:: EXERCISE AIM ::
Restate every line of the material, word for word.

:: SUPPLIED RECORDS ::
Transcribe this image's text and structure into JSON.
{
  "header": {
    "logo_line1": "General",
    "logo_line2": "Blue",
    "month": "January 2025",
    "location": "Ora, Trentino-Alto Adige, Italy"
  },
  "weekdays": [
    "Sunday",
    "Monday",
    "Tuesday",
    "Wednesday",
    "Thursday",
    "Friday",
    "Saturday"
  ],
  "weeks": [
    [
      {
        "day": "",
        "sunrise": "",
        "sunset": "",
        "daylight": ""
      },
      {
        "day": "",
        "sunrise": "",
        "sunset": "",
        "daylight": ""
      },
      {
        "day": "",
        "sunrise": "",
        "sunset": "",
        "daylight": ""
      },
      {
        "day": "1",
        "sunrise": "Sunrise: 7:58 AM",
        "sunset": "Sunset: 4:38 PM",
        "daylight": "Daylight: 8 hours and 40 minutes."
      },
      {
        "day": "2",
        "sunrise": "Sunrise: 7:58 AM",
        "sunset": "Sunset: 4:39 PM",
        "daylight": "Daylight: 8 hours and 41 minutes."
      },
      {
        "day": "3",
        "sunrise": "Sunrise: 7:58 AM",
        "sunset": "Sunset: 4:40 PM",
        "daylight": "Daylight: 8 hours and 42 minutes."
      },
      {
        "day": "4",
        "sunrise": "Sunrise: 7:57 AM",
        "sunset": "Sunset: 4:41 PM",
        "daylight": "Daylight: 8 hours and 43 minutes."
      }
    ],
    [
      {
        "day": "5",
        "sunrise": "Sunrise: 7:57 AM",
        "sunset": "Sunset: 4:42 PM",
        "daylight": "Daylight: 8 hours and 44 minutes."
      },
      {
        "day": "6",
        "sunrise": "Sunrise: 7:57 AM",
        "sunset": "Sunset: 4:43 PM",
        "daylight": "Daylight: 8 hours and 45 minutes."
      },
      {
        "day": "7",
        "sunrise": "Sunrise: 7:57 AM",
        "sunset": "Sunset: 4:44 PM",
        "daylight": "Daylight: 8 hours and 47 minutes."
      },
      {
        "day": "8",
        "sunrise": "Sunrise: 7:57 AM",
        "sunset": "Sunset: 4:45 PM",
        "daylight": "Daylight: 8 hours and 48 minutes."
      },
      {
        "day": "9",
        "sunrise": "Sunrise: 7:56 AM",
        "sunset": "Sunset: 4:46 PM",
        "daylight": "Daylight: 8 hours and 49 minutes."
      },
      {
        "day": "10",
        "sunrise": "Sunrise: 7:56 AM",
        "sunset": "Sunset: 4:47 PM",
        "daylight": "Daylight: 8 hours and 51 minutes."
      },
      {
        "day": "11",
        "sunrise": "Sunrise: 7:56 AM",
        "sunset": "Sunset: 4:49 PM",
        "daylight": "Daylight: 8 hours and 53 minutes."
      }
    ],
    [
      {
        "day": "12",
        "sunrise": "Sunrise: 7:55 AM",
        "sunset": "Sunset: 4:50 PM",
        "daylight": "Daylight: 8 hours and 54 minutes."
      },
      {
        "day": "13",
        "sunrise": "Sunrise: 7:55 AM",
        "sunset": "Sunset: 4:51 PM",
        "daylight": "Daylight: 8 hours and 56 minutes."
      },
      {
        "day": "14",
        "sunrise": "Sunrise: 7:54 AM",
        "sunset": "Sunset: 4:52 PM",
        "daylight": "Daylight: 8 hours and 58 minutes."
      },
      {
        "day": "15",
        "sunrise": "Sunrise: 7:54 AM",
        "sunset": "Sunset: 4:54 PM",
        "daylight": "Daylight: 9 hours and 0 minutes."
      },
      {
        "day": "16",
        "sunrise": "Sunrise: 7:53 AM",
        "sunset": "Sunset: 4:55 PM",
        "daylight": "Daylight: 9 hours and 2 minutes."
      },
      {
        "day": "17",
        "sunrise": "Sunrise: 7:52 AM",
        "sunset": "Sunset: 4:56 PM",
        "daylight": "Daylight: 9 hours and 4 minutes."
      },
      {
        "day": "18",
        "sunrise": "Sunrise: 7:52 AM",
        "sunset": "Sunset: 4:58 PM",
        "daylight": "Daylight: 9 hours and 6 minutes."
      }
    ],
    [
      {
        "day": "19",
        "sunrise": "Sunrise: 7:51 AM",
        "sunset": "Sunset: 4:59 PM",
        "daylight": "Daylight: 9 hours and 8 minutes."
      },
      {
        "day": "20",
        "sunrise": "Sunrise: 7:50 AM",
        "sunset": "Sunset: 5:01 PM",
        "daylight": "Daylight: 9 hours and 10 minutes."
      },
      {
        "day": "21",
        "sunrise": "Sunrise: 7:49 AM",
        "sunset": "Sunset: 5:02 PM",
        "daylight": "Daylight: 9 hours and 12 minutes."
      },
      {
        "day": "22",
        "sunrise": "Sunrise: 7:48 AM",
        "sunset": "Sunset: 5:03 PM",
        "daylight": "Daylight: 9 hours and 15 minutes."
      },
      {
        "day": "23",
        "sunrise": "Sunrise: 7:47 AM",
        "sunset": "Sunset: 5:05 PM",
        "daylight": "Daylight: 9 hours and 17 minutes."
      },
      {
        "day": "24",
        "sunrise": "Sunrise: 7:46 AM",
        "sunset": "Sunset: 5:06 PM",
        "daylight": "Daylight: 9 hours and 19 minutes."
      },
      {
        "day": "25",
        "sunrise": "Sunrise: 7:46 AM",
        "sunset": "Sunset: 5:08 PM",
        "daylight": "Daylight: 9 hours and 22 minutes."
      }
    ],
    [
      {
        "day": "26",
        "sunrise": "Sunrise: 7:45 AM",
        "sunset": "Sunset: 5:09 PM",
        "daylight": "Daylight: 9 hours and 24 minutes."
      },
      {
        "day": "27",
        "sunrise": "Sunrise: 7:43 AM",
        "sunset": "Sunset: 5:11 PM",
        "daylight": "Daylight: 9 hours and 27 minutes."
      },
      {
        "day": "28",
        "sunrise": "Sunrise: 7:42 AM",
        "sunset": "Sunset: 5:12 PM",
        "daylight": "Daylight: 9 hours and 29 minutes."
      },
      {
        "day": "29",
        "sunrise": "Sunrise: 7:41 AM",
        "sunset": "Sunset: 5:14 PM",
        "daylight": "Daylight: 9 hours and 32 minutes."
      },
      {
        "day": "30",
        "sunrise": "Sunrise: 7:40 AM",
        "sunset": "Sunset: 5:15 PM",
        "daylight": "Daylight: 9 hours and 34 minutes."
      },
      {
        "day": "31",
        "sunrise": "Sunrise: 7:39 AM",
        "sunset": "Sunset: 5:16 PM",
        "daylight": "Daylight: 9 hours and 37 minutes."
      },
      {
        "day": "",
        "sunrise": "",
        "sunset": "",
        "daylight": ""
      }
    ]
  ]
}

:: EXPECTED ANSWER ::
Transcribe this image's text and structure into JSON.
{
  "header": {
    "logo_line1": "General",
    "logo_line2": "Blue",
    "month": "January 2025",
    "location": "Ora, Trentino-Alto Adige, Italy"
  },
  "weekdays": [
    "Sunday",
    "Monday",
    "Tuesday",
    "Wednesday",
    "Thursday",
    "Friday",
    "Saturday"
  ],
  "weeks": [
    [
      {
        "day": "",
        "sunrise": "",
        "sunset": "",
        "daylight": ""
      },
      {
        "day": "",
        "sunrise": "",
        "sunset": "",
        "daylight": ""
      },
      {
        "day": "",
        "sunrise": "",
        "sunset": "",
        "daylight": ""
      },
      {
        "day": "1",
        "sunrise": "Sunrise: 7:58 AM",
        "sunset": "Sunset: 4:38 PM",
        "daylight": "Daylight: 8 hours and 40 minutes."
      },
      {
        "day": "2",
        "sunrise": "Sunrise: 7:58 AM",
        "sunset": "Sunset: 4:39 PM",
        "daylight": "Daylight: 8 hours and 41 minutes."
      },
      {
        "day": "3",
        "sunrise": "Sunrise: 7:58 AM",
        "sunset": "Sunset: 4:40 PM",
        "daylight": "Daylight: 8 hours and 42 minutes."
      },
      {
        "day": "4",
        "sunrise": "Sunrise: 7:57 AM",
        "sunset": "Sunset: 4:41 PM",
        "daylight": "Daylight: 8 hours and 43 minutes."
      }
    ],
    [
      {
        "day": "5",
        "sunrise": "Sunrise: 7:57 AM",
        "sunset": "Sunset: 4:42 PM",
        "daylight": "Daylight: 8 hours and 44 minutes."
      },
      {
        "day": "6",
        "sunrise": "Sunrise: 7:57 AM",
        "sunset": "Sunset: 4:43 PM",
        "daylight": "Daylight: 8 hours and 45 minutes."
      },
      {
        "day": "7",
        "sunrise": "Sunrise: 7:57 AM",
        "sunset": "Sunset: 4:44 PM",
        "daylight": "Daylight: 8 hours and 47 minutes."
      },
      {
        "day": "8",
        "sunrise": "Sunrise: 7:57 AM",
        "sunset": "Sunset: 4:45 PM",
        "daylight": "Daylight: 8 hours and 48 minutes."
      },
      {
        "day": "9",
        "sunrise": "Sunrise: 7:56 AM",
        "sunset": "Sunset: 4:46 PM",
        "daylight": "Daylight: 8 hours and 49 minutes."
      },
      {
        "day": "10",
        "sunrise": "Sunrise: 7:56 AM",
        "sunset": "Sunset: 4:47 PM",
        "daylight": "Daylight: 8 hours and 51 minutes."
      },
      {
        "day": "11",
        "sunrise": "Sunrise: 7:56 AM",
        "sunset": "Sunset: 4:49 PM",
        "daylight": "Daylight: 8 hours and 53 minutes."
      }
    ],
    [
      {
        "day": "12",
        "sunrise": "Sunrise: 7:55 AM",
        "sunset": "Sunset: 4:50 PM",
        "daylight": "Daylight: 8 hours and 54 minutes."
      },
      {
        "day": "13",
        "sunrise": "Sunrise: 7:55 AM",
        "sunset": "Sunset: 4:51 PM",
        "daylight": "Daylight: 8 hours and 56 minutes."
      },
      {
        "day": "14",
        "sunrise": "Sunrise: 7:54 AM",
        "sunset": "Sunset: 4:52 PM",
        "daylight": "Daylight: 8 hours and 58 minutes."
      },
      {
        "day": "15",
        "sunrise": "Sunrise: 7:54 AM",
        "sunset": "Sunset: 4:54 PM",
        "daylight": "Daylight: 9 hours and 0 minutes."
      },
      {
        "day": "16",
        "sunrise": "Sunrise: 7:53 AM",
        "sunset": "Sunset: 4:55 PM",
        "daylight": "Daylight: 9 hours and 2 minutes."
      },
      {
        "day": "17",
        "sunrise": "Sunrise: 7:52 AM",
        "sunset": "Sunset: 4:56 PM",
        "daylight": "Daylight: 9 hours and 4 minutes."
      },
      {
        "day": "18",
        "sunrise": "Sunrise: 7:52 AM",
        "sunset": "Sunset: 4:58 PM",
        "daylight": "Daylight: 9 hours and 6 minutes."
      }
    ],
    [
      {
        "day": "19",
        "sunrise": "Sunrise: 7:51 AM",
        "sunset": "Sunset: 4:59 PM",
        "daylight": "Daylight: 9 hours and 8 minutes."
      },
      {
        "day": "20",
        "sunrise": "Sunrise: 7:50 AM",
        "sunset": "Sunset: 5:01 PM",
        "daylight": "Daylight: 9 hours and 10 minutes."
      },
      {
        "day": "21",
        "sunrise": "Sunrise: 7:49 AM",
        "sunset": "Sunset: 5:02 PM",
        "daylight": "Daylight: 9 hours and 12 minutes."
      },
      {
        "day": "22",
        "sunrise": "Sunrise: 7:48 AM",
        "sunset": "Sunset: 5:03 PM",
        "daylight": "Daylight: 9 hours and 15 minutes."
      },
      {
        "day": "23",
        "sunrise": "Sunrise: 7:47 AM",
        "sunset": "Sunset: 5:05 PM",
        "daylight": "Daylight: 9 hours and 17 minutes."
      },
      {
        "day": "24",
        "sunrise": "Sunrise: 7:46 AM",
        "sunset": "Sunset: 5:06 PM",
        "daylight": "Daylight: 9 hours and 19 minutes."
      },
      {
        "day": "25",
        "sunrise": "Sunrise: 7:46 AM",
        "sunset": "Sunset: 5:08 PM",
        "daylight": "Daylight: 9 hours and 22 minutes."
      }
    ],
    [
      {
        "day": "26",
        "sunrise": "Sunrise: 7:45 AM",
        "sunset": "Sunset: 5:09 PM",
        "daylight": "Daylight: 9 hours and 24 minutes."
      },
      {
        "day": "27",
        "sunrise": "Sunrise: 7:43 AM",
        "sunset": "Sunset: 5:11 PM",
        "daylight": "Daylight: 9 hours and 27 minutes."
      },
      {
        "day": "28",
        "sunrise": "Sunrise: 7:42 AM",
        "sunset": "Sunset: 5:12 PM",
        "daylight": "Daylight: 9 hours and 29 minutes."
      },
      {
        "day": "29",
        "sunrise": "Sunrise: 7:41 AM",
        "sunset": "Sunset: 5:14 PM",
        "daylight": "Daylight: 9 hours and 32 minutes."
      },
      {
        "day": "30",
        "sunrise": "Sunrise: 7:40 AM",
        "sunset": "Sunset: 5:15 PM",
        "daylight": "Daylight: 9 hours and 34 minutes."
      },
      {
        "day": "31",
        "sunrise": "Sunrise: 7:39 AM",
        "sunset": "Sunset: 5:16 PM",
        "daylight": "Daylight: 9 hours and 37 minutes."
      },
      {
        "day": "",
        "sunrise": "",
        "sunset": "",
        "daylight": ""
      }
    ]
  ]
}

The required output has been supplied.